Saved entries:
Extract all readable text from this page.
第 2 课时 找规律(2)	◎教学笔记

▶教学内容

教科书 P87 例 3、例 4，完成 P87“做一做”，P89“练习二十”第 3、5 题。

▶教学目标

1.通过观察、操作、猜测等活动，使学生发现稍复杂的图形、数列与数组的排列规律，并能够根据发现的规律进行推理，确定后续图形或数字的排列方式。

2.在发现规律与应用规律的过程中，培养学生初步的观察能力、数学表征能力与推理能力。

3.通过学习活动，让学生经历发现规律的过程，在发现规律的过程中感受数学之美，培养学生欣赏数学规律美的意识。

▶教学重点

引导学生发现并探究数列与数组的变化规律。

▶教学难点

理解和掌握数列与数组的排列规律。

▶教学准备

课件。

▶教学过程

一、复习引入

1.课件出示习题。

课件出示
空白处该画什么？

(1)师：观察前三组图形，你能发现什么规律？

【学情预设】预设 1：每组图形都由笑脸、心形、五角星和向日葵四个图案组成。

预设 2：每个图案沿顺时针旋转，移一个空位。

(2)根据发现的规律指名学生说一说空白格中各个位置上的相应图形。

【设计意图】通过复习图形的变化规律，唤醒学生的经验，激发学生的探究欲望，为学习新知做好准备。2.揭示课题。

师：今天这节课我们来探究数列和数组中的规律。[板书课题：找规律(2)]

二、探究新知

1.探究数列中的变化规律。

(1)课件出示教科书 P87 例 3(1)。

What you are asked to do:
Repeat the data above exactly.

Response to the task:
Extract all readable text from this page.
第 2 课时 找规律(2)	◎教学笔记

▶教学内容

教科书 P87 例 3、例 4，完成 P87“做一做”，P89“练习二十”第 3、5 题。

▶教学目标

1.通过观察、操作、猜测等活动，使学生发现稍复杂的图形、数列与数组的排列规律，并能够根据发现的规律进行推理，确定后续图形或数字的排列方式。

2.在发现规律与应用规律的过程中，培养学生初步的观察能力、数学表征能力与推理能力。

3.通过学习活动，让学生经历发现规律的过程，在发现规律的过程中感受数学之美，培养学生欣赏数学规律美的意识。

▶教学重点

引导学生发现并探究数列与数组的变化规律。

▶教学难点

理解和掌握数列与数组的排列规律。

▶教学准备

课件。

▶教学过程

一、复习引入

1.课件出示习题。

课件出示
空白处该画什么？

(1)师：观察前三组图形，你能发现什么规律？

【学情预设】预设 1：每组图形都由笑脸、心形、五角星和向日葵四个图案组成。

预设 2：每个图案沿顺时针旋转，移一个空位。

(2)根据发现的规律指名学生说一说空白格中各个位置上的相应图形。

【设计意图】通过复习图形的变化规律，唤醒学生的经验，激发学生的探究欲望，为学习新知做好准备。2.揭示课题。

师：今天这节课我们来探究数列和数组中的规律。[板书课题：找规律(2)]

二、探究新知

1.探究数列中的变化规律。

(1)课件出示教科书 P87 例 3(1)。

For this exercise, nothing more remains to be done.